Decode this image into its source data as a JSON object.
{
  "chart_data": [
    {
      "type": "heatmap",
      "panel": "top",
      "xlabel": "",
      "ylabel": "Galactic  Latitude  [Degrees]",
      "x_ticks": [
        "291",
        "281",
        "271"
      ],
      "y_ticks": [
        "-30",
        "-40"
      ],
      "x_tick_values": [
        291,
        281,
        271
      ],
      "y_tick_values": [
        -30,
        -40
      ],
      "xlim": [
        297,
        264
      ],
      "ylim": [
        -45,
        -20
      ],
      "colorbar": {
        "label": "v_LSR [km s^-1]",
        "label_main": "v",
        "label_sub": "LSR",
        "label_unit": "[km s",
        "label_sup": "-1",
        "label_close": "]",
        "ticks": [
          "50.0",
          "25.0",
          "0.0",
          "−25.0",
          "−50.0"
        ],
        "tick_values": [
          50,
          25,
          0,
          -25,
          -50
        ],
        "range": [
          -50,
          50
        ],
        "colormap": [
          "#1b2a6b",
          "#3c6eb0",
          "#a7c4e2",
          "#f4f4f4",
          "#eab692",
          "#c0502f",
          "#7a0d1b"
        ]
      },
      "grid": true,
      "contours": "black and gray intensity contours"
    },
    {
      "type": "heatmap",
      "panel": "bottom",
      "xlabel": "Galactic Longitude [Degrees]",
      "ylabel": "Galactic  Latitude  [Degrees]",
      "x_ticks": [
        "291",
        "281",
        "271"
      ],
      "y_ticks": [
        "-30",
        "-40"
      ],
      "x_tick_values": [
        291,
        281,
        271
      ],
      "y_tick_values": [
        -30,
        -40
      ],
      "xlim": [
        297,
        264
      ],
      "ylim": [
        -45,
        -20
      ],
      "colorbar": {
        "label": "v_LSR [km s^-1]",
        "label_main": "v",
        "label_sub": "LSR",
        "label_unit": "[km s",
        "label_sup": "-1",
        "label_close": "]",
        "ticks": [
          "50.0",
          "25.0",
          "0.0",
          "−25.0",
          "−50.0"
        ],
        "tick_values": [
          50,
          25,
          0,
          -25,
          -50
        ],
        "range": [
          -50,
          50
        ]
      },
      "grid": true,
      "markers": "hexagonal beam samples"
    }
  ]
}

PROBLEM REQUIREMENTS
Exactly as they are written, print the entries again.

FULL ANSWER
Decode this image into its source data as a JSON object.
{
  "chart_data": [
    {
      "type": "heatmap",
      "panel": "top",
      "xlabel": "",
      "ylabel": "Galactic  Latitude  [Degrees]",
      "x_ticks": [
        "291",
        "281",
        "271"
      ],
      "y_ticks": [
        "-30",
        "-40"
      ],
      "x_tick_values": [
        291,
        281,
        271
      ],
      "y_tick_values": [
        -30,
        -40
      ],
      "xlim": [
        297,
        264
      ],
      "ylim": [
        -45,
        -20
      ],
      "colorbar": {
        "label": "v_LSR [km s^-1]",
        "label_main": "v",
        "label_sub": "LSR",
        "label_unit": "[km s",
        "label_sup": "-1",
        "label_close": "]",
        "ticks": [
          "50.0",
          "25.0",
          "0.0",
          "−25.0",
          "−50.0"
        ],
        "tick_values": [
          50,
          25,
          0,
          -25,
          -50
        ],
        "range": [
          -50,
          50
        ],
        "colormap": [
          "#1b2a6b",
          "#3c6eb0",
          "#a7c4e2",
          "#f4f4f4",
          "#eab692",
          "#c0502f",
          "#7a0d1b"
        ]
      },
      "grid": true,
      "contours": "black and gray intensity contours"
    },
    {
      "type": "heatmap",
      "panel": "bottom",
      "xlabel": "Galactic Longitude [Degrees]",
      "ylabel": "Galactic  Latitude  [Degrees]",
      "x_ticks": [
        "291",
        "281",
        "271"
      ],
      "y_ticks": [
        "-30",
        "-40"
      ],
      "x_tick_values": [
        291,
        281,
        271
      ],
      "y_tick_values": [
        -30,
        -40
      ],
      "xlim": [
        297,
        264
      ],
      "ylim": [
        -45,
        -20
      ],
      "colorbar": {
        "label": "v_LSR [km s^-1]",
        "label_main": "v",
        "label_sub": "LSR",
        "label_unit": "[km s",
        "label_sup": "-1",
        "label_close": "]",
        "ticks": [
          "50.0",
          "25.0",
          "0.0",
          "−25.0",
          "−50.0"
        ],
        "tick_values": [
          50,
          25,
          0,
          -25,
          -50
        ],
        "range": [
          -50,
          50
        ]
      },
      "grid": true,
      "markers": "hexagonal beam samples"
    }
  ]
}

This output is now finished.